**Work instructions**:
Repeat the records word for word, excluding any picture.

-- Start of Input data --

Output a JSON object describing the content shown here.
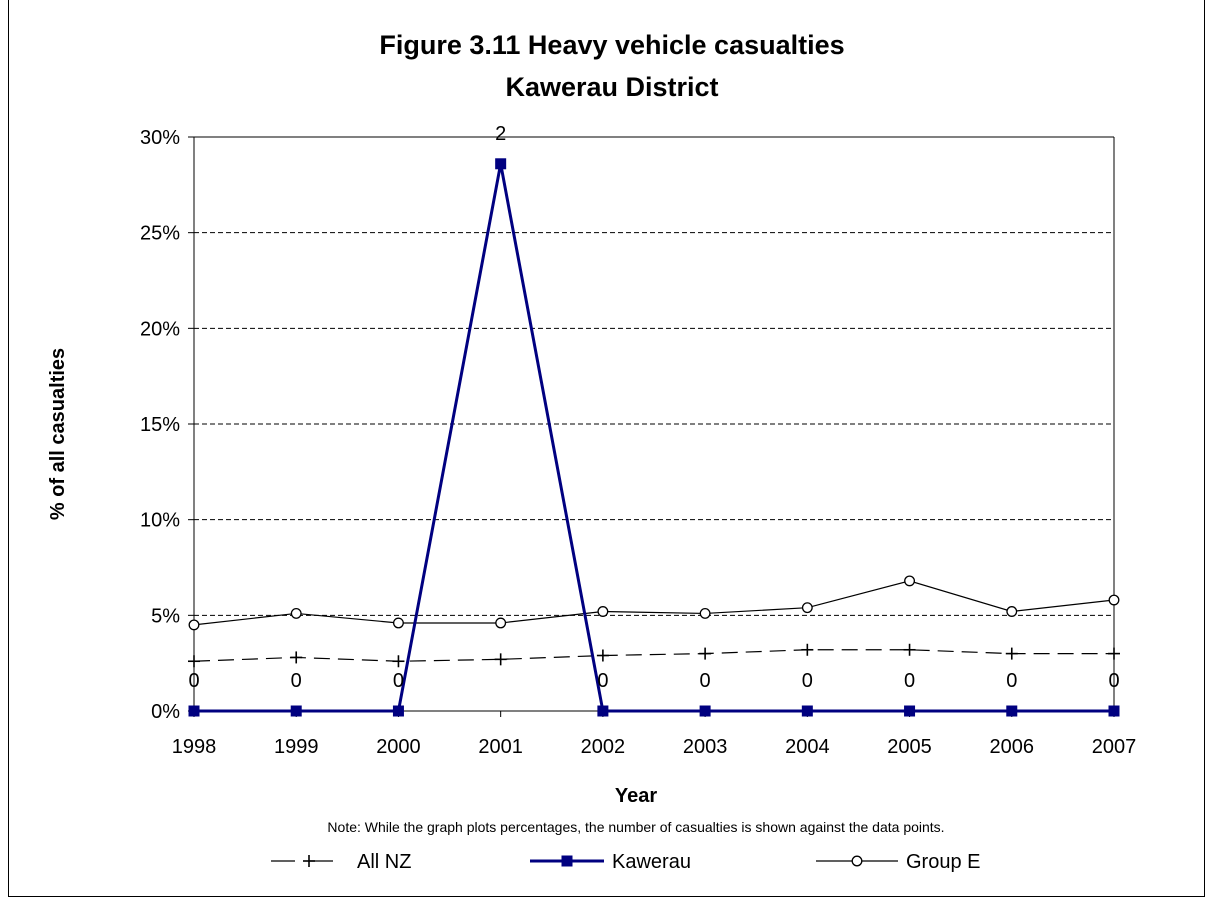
{
  "chart_data": {
    "type": "line",
    "title_lines": [
      "Figure 3.11 Heavy vehicle casualties",
      "Kawerau District"
    ],
    "xlabel": "Year",
    "ylabel": "% of all casualties",
    "note": "Note: While the graph plots percentages, the number of casualties is shown against the data points.",
    "x": [
      "1998",
      "1999",
      "2000",
      "2001",
      "2002",
      "2003",
      "2004",
      "2005",
      "2006",
      "2007"
    ],
    "ylim": [
      0,
      30
    ],
    "yticks": [
      "0%",
      "5%",
      "10%",
      "15%",
      "20%",
      "25%",
      "30%"
    ],
    "grid": "horizontal dashed",
    "legend_position": "bottom",
    "series": [
      {
        "name": "All NZ",
        "color": "#000000",
        "marker": "plus",
        "line": "dash",
        "values": [
          2.6,
          2.8,
          2.6,
          2.7,
          2.9,
          3.0,
          3.2,
          3.2,
          3.0,
          3.0
        ]
      },
      {
        "name": "Kawerau",
        "color": "#000080",
        "marker": "square",
        "line": "solid",
        "values": [
          0,
          0,
          0,
          28.6,
          0,
          0,
          0,
          0,
          0,
          0
        ],
        "counts": [
          "0",
          "0",
          "0",
          "2",
          "0",
          "0",
          "0",
          "0",
          "0",
          "0"
        ]
      },
      {
        "name": "Group E",
        "color": "#000000",
        "marker": "circle",
        "line": "solid",
        "values": [
          4.5,
          5.1,
          4.6,
          4.6,
          5.2,
          5.1,
          5.4,
          6.8,
          5.2,
          5.8
        ]
      }
    ]
  }
}
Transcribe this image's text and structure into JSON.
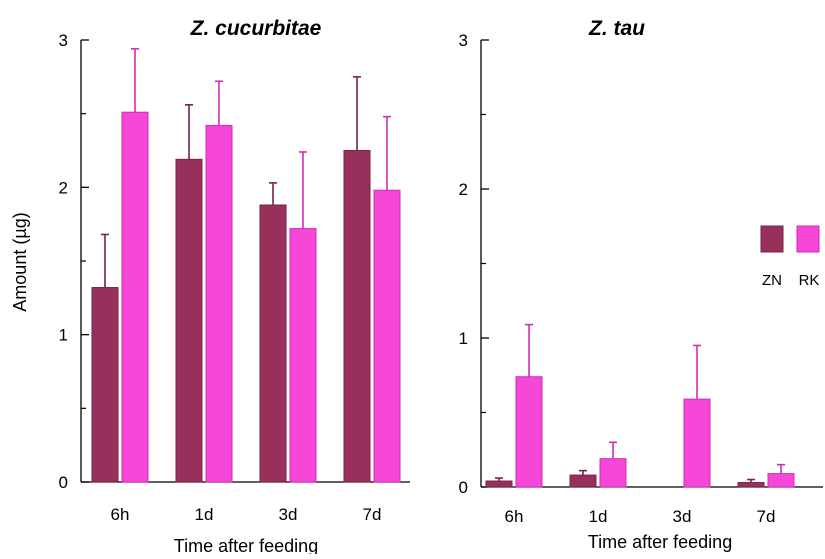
{
  "chart_data": [
    {
      "type": "bar",
      "title": "Z. cucurbitae",
      "xlabel": "Time after feeding",
      "ylabel": "Amount (µg)",
      "ylim": [
        0,
        3
      ],
      "yticks": [
        "0",
        "1",
        "2",
        "3"
      ],
      "categories": [
        "6h",
        "1d",
        "3d",
        "7d"
      ],
      "series": [
        {
          "name": "ZN",
          "values": [
            1.32,
            2.19,
            1.88,
            2.25
          ],
          "errors": [
            0.36,
            0.37,
            0.15,
            0.5
          ]
        },
        {
          "name": "RK",
          "values": [
            2.51,
            2.42,
            1.72,
            1.98
          ],
          "errors": [
            0.43,
            0.3,
            0.52,
            0.5
          ]
        }
      ],
      "grid": false
    },
    {
      "type": "bar",
      "title": "Z. tau",
      "xlabel": "Time after feeding",
      "ylabel": "",
      "ylim": [
        0,
        3
      ],
      "yticks": [
        "0",
        "1",
        "2",
        "3"
      ],
      "categories": [
        "6h",
        "1d",
        "3d",
        "7d"
      ],
      "series": [
        {
          "name": "ZN",
          "values": [
            0.04,
            0.08,
            0.0,
            0.03
          ],
          "errors": [
            0.02,
            0.03,
            0.0,
            0.02
          ]
        },
        {
          "name": "RK",
          "values": [
            0.74,
            0.19,
            0.59,
            0.09
          ],
          "errors": [
            0.35,
            0.11,
            0.36,
            0.06
          ]
        }
      ],
      "grid": false
    }
  ],
  "legend": {
    "placement": "right",
    "items": [
      {
        "label": "ZN",
        "color": "#98305C"
      },
      {
        "label": "RK",
        "color": "#F548D8"
      }
    ]
  },
  "colors": {
    "ZN": "#98305C",
    "RK": "#F548D8",
    "ZN_stroke": "#7a2248",
    "RK_stroke": "#d02db5"
  }
}
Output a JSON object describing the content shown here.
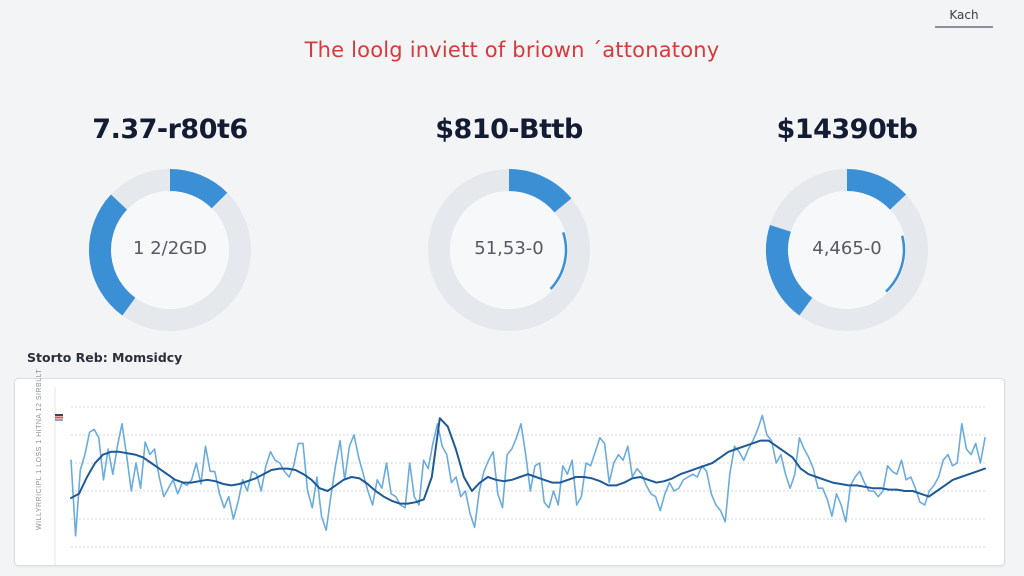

-- End of Input data --

**Complete response**:
Output a JSON object describing the content shown here.
{
  "chart_data": {
    "type": "line",
    "title_lines": [
      "Figure 3.11 Heavy vehicle casualties",
      "Kawerau District"
    ],
    "xlabel": "Year",
    "ylabel": "% of all casualties",
    "note": "Note: While the graph plots percentages, the number of casualties is shown against the data points.",
    "x": [
      "1998",
      "1999",
      "2000",
      "2001",
      "2002",
      "2003",
      "2004",
      "2005",
      "2006",
      "2007"
    ],
    "ylim": [
      0,
      30
    ],
    "yticks": [
      "0%",
      "5%",
      "10%",
      "15%",
      "20%",
      "25%",
      "30%"
    ],
    "grid": "horizontal dashed",
    "legend_position": "bottom",
    "series": [
      {
        "name": "All NZ",
        "color": "#000000",
        "marker": "plus",
        "line": "dash",
        "values": [
          2.6,
          2.8,
          2.6,
          2.7,
          2.9,
          3.0,
          3.2,
          3.2,
          3.0,
          3.0
        ]
      },
      {
        "name": "Kawerau",
        "color": "#000080",
        "marker": "square",
        "line": "solid",
        "values": [
          0,
          0,
          0,
          28.6,
          0,
          0,
          0,
          0,
          0,
          0
        ],
        "counts": [
          "0",
          "0",
          "0",
          "2",
          "0",
          "0",
          "0",
          "0",
          "0",
          "0"
        ]
      },
      {
        "name": "Group E",
        "color": "#000000",
        "marker": "circle",
        "line": "solid",
        "values": [
          4.5,
          5.1,
          4.6,
          4.6,
          5.2,
          5.1,
          5.4,
          6.8,
          5.2,
          5.8
        ]
      }
    ]
  }
}
Transcribe this image's text and structure into JSON.
{
  "chart_data": [
    {
      "type": "bar",
      "title": "Z. cucurbitae",
      "xlabel": "Time after feeding",
      "ylabel": "Amount (µg)",
      "ylim": [
        0,
        3
      ],
      "yticks": [
        "0",
        "1",
        "2",
        "3"
      ],
      "categories": [
        "6h",
        "1d",
        "3d",
        "7d"
      ],
      "series": [
        {
          "name": "ZN",
          "values": [
            1.32,
            2.19,
            1.88,
            2.25
          ],
          "errors": [
            0.36,
            0.37,
            0.15,
            0.5
          ]
        },
        {
          "name": "RK",
          "values": [
            2.51,
            2.42,
            1.72,
            1.98
          ],
          "errors": [
            0.43,
            0.3,
            0.52,
            0.5
          ]
        }
      ],
      "grid": false
    },
    {
      "type": "bar",
      "title": "Z. tau",
      "xlabel": "Time after feeding",
      "ylabel": "",
      "ylim": [
        0,
        3
      ],
      "yticks": [
        "0",
        "1",
        "2",
        "3"
      ],
      "categories": [
        "6h",
        "1d",
        "3d",
        "7d"
      ],
      "series": [
        {
          "name": "ZN",
          "values": [
            0.04,
            0.08,
            0.0,
            0.03
          ],
          "errors": [
            0.02,
            0.03,
            0.0,
            0.02
          ]
        },
        {
          "name": "RK",
          "values": [
            0.74,
            0.19,
            0.59,
            0.09
          ],
          "errors": [
            0.35,
            0.11,
            0.36,
            0.06
          ]
        }
      ],
      "grid": false
    }
  ],
  "legend": {
    "placement": "right",
    "items": [
      {
        "label": "ZN",
        "color": "#98305C"
      },
      {
        "label": "RK",
        "color": "#F548D8"
      }
    ]
  },
  "colors": {
    "ZN": "#98305C",
    "RK": "#F548D8",
    "ZN_stroke": "#7a2248",
    "RK_stroke": "#d02db5"
  }
}
Output a JSON object describing the content shown here.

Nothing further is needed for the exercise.